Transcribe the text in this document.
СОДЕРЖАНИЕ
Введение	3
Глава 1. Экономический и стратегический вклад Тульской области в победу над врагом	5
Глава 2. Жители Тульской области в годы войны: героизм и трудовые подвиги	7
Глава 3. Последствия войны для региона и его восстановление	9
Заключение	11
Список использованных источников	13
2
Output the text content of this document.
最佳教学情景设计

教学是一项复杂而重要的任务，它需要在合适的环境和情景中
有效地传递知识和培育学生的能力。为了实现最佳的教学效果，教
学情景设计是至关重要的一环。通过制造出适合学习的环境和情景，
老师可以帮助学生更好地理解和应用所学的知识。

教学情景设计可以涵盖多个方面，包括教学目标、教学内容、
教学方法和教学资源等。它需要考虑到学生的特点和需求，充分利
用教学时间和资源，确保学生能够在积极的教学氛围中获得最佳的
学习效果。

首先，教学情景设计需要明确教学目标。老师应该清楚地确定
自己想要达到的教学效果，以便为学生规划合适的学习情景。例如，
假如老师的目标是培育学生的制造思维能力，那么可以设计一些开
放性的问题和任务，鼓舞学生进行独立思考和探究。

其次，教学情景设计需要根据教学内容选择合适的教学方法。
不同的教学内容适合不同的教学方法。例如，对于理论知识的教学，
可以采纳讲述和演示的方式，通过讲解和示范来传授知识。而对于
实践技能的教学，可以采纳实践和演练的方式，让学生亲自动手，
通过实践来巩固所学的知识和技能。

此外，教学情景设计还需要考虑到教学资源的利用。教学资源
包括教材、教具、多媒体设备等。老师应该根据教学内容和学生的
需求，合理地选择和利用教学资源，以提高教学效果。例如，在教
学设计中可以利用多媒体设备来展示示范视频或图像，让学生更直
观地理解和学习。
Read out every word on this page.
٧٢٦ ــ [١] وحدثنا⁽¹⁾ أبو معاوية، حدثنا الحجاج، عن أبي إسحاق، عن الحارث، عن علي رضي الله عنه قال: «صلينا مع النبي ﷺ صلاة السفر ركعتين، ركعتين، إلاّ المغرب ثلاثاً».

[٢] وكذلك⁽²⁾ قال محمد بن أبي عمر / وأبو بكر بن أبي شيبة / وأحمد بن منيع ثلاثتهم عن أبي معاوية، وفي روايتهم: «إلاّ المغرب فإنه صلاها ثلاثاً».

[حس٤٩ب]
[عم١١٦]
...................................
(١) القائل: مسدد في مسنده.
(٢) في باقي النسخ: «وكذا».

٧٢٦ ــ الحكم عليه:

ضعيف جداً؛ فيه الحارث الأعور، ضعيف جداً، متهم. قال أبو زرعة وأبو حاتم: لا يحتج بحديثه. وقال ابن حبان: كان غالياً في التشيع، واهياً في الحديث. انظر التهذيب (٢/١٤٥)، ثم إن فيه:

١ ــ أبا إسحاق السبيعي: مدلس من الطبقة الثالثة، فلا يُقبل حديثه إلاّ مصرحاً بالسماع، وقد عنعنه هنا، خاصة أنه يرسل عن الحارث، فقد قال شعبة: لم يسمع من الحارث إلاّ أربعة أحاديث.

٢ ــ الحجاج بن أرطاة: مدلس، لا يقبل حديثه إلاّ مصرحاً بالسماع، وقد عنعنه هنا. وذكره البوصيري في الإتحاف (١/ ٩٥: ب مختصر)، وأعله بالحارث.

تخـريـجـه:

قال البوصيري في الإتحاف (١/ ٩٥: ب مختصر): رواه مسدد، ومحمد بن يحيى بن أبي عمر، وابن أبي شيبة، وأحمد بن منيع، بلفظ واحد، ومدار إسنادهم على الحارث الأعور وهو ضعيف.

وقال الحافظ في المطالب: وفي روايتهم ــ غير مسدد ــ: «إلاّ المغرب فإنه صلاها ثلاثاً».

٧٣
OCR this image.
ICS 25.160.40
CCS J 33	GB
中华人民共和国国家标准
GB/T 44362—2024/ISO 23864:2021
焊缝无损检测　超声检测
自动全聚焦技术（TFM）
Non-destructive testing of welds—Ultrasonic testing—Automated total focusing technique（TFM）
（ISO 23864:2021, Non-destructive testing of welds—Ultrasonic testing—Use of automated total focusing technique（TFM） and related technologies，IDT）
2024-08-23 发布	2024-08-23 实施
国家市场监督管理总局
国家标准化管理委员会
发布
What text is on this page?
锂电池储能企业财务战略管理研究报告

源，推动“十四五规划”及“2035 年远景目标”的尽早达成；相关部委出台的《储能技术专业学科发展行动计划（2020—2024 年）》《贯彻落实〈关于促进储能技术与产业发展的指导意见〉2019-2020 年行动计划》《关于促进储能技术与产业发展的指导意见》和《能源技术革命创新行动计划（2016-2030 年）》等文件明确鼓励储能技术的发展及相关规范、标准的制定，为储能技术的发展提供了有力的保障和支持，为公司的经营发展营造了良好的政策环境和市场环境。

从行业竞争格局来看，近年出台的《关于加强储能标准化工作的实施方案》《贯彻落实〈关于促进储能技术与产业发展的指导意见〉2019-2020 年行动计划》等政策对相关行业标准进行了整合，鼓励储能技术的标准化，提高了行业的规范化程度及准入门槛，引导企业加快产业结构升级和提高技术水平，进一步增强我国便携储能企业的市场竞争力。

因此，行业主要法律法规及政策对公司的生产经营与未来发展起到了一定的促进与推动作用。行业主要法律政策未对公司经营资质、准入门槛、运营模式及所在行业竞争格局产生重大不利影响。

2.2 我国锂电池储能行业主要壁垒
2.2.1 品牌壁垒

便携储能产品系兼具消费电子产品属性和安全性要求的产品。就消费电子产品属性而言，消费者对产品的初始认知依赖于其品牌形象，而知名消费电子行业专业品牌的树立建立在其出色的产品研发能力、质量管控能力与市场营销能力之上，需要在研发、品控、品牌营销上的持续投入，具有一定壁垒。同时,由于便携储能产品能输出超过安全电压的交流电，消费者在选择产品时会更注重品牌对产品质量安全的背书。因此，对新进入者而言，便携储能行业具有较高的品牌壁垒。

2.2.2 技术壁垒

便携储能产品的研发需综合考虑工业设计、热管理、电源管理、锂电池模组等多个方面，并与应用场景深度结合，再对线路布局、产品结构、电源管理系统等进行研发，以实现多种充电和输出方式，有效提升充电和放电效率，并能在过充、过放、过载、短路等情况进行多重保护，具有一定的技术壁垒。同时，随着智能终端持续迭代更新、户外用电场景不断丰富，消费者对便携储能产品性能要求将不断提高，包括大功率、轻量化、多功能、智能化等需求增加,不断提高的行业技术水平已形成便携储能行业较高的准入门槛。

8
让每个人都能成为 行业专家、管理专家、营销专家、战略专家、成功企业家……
·····
→ Exercise requirements: Exactly as written, please output every entry.

→ Result:
Transcribe the text in this document.
СОДЕРЖАНИЕ
Введение	3
Глава 1. Экономический и стратегический вклад Тульской области в победу над врагом	5
Глава 2. Жители Тульской области в годы войны: героизм и трудовые подвиги	7
Глава 3. Последствия войны для региона и его восстановление	9
Заключение	11
Список использованных источников	13
2
Output the text content of this document.
最佳教学情景设计

教学是一项复杂而重要的任务，它需要在合适的环境和情景中
有效地传递知识和培育学生的能力。为了实现最佳的教学效果，教
学情景设计是至关重要的一环。通过制造出适合学习的环境和情景，
老师可以帮助学生更好地理解和应用所学的知识。

教学情景设计可以涵盖多个方面，包括教学目标、教学内容、
教学方法和教学资源等。它需要考虑到学生的特点和需求，充分利
用教学时间和资源，确保学生能够在积极的教学氛围中获得最佳的
学习效果。

首先，教学情景设计需要明确教学目标。老师应该清楚地确定
自己想要达到的教学效果，以便为学生规划合适的学习情景。例如，
假如老师的目标是培育学生的制造思维能力，那么可以设计一些开
放性的问题和任务，鼓舞学生进行独立思考和探究。

其次，教学情景设计需要根据教学内容选择合适的教学方法。
不同的教学内容适合不同的教学方法。例如，对于理论知识的教学，
可以采纳讲述和演示的方式，通过讲解和示范来传授知识。而对于
实践技能的教学，可以采纳实践和演练的方式，让学生亲自动手，
通过实践来巩固所学的知识和技能。

此外，教学情景设计还需要考虑到教学资源的利用。教学资源
包括教材、教具、多媒体设备等。老师应该根据教学内容和学生的
需求，合理地选择和利用教学资源，以提高教学效果。例如，在教
学设计中可以利用多媒体设备来展示示范视频或图像，让学生更直
观地理解和学习。
Read out every word on this page.
٧٢٦ ــ [١] وحدثنا⁽¹⁾ أبو معاوية، حدثنا الحجاج، عن أبي إسحاق، عن الحارث، عن علي رضي الله عنه قال: «صلينا مع النبي ﷺ صلاة السفر ركعتين، ركعتين، إلاّ المغرب ثلاثاً».

[٢] وكذلك⁽²⁾ قال محمد بن أبي عمر / وأبو بكر بن أبي شيبة / وأحمد بن منيع ثلاثتهم عن أبي معاوية، وفي روايتهم: «إلاّ المغرب فإنه صلاها ثلاثاً».

[حس٤٩ب]
[عم١١٦]
...................................
(١) القائل: مسدد في مسنده.
(٢) في باقي النسخ: «وكذا».

٧٢٦ ــ الحكم عليه:

ضعيف جداً؛ فيه الحارث الأعور، ضعيف جداً، متهم. قال أبو زرعة وأبو حاتم: لا يحتج بحديثه. وقال ابن حبان: كان غالياً في التشيع، واهياً في الحديث. انظر التهذيب (٢/١٤٥)، ثم إن فيه:

١ ــ أبا إسحاق السبيعي: مدلس من الطبقة الثالثة، فلا يُقبل حديثه إلاّ مصرحاً بالسماع، وقد عنعنه هنا، خاصة أنه يرسل عن الحارث، فقد قال شعبة: لم يسمع من الحارث إلاّ أربعة أحاديث.

٢ ــ الحجاج بن أرطاة: مدلس، لا يقبل حديثه إلاّ مصرحاً بالسماع، وقد عنعنه هنا. وذكره البوصيري في الإتحاف (١/ ٩٥: ب مختصر)، وأعله بالحارث.

تخـريـجـه:

قال البوصيري في الإتحاف (١/ ٩٥: ب مختصر): رواه مسدد، ومحمد بن يحيى بن أبي عمر، وابن أبي شيبة، وأحمد بن منيع، بلفظ واحد، ومدار إسنادهم على الحارث الأعور وهو ضعيف.

وقال الحافظ في المطالب: وفي روايتهم ــ غير مسدد ــ: «إلاّ المغرب فإنه صلاها ثلاثاً».

٧٣
OCR this image.
ICS 25.160.40
CCS J 33	GB
中华人民共和国国家标准
GB/T 44362—2024/ISO 23864:2021
焊缝无损检测　超声检测
自动全聚焦技术（TFM）
Non-destructive testing of welds—Ultrasonic testing—Automated total focusing technique（TFM）
（ISO 23864:2021, Non-destructive testing of welds—Ultrasonic testing—Use of automated total focusing technique（TFM） and related technologies，IDT）
2024-08-23 发布	2024-08-23 实施
国家市场监督管理总局
国家标准化管理委员会
发布
What text is on this page?
锂电池储能企业财务战略管理研究报告

源，推动“十四五规划”及“2035 年远景目标”的尽早达成；相关部委出台的《储能技术专业学科发展行动计划（2020—2024 年）》《贯彻落实〈关于促进储能技术与产业发展的指导意见〉2019-2020 年行动计划》《关于促进储能技术与产业发展的指导意见》和《能源技术革命创新行动计划（2016-2030 年）》等文件明确鼓励储能技术的发展及相关规范、标准的制定，为储能技术的发展提供了有力的保障和支持，为公司的经营发展营造了良好的政策环境和市场环境。

从行业竞争格局来看，近年出台的《关于加强储能标准化工作的实施方案》《贯彻落实〈关于促进储能技术与产业发展的指导意见〉2019-2020 年行动计划》等政策对相关行业标准进行了整合，鼓励储能技术的标准化，提高了行业的规范化程度及准入门槛，引导企业加快产业结构升级和提高技术水平，进一步增强我国便携储能企业的市场竞争力。

因此，行业主要法律法规及政策对公司的生产经营与未来发展起到了一定的促进与推动作用。行业主要法律政策未对公司经营资质、准入门槛、运营模式及所在行业竞争格局产生重大不利影响。

2.2 我国锂电池储能行业主要壁垒
2.2.1 品牌壁垒

便携储能产品系兼具消费电子产品属性和安全性要求的产品。就消费电子产品属性而言，消费者对产品的初始认知依赖于其品牌形象，而知名消费电子行业专业品牌的树立建立在其出色的产品研发能力、质量管控能力与市场营销能力之上，需要在研发、品控、品牌营销上的持续投入，具有一定壁垒。同时,由于便携储能产品能输出超过安全电压的交流电，消费者在选择产品时会更注重品牌对产品质量安全的背书。因此，对新进入者而言，便携储能行业具有较高的品牌壁垒。

2.2.2 技术壁垒

便携储能产品的研发需综合考虑工业设计、热管理、电源管理、锂电池模组等多个方面，并与应用场景深度结合，再对线路布局、产品结构、电源管理系统等进行研发，以实现多种充电和输出方式，有效提升充电和放电效率，并能在过充、过放、过载、短路等情况进行多重保护，具有一定的技术壁垒。同时，随着智能终端持续迭代更新、户外用电场景不断丰富，消费者对便携储能产品性能要求将不断提高，包括大功率、轻量化、多功能、智能化等需求增加,不断提高的行业技术水平已形成便携储能行业较高的准入门槛。

8
让每个人都能成为 行业专家、管理专家、营销专家、战略专家、成功企业家……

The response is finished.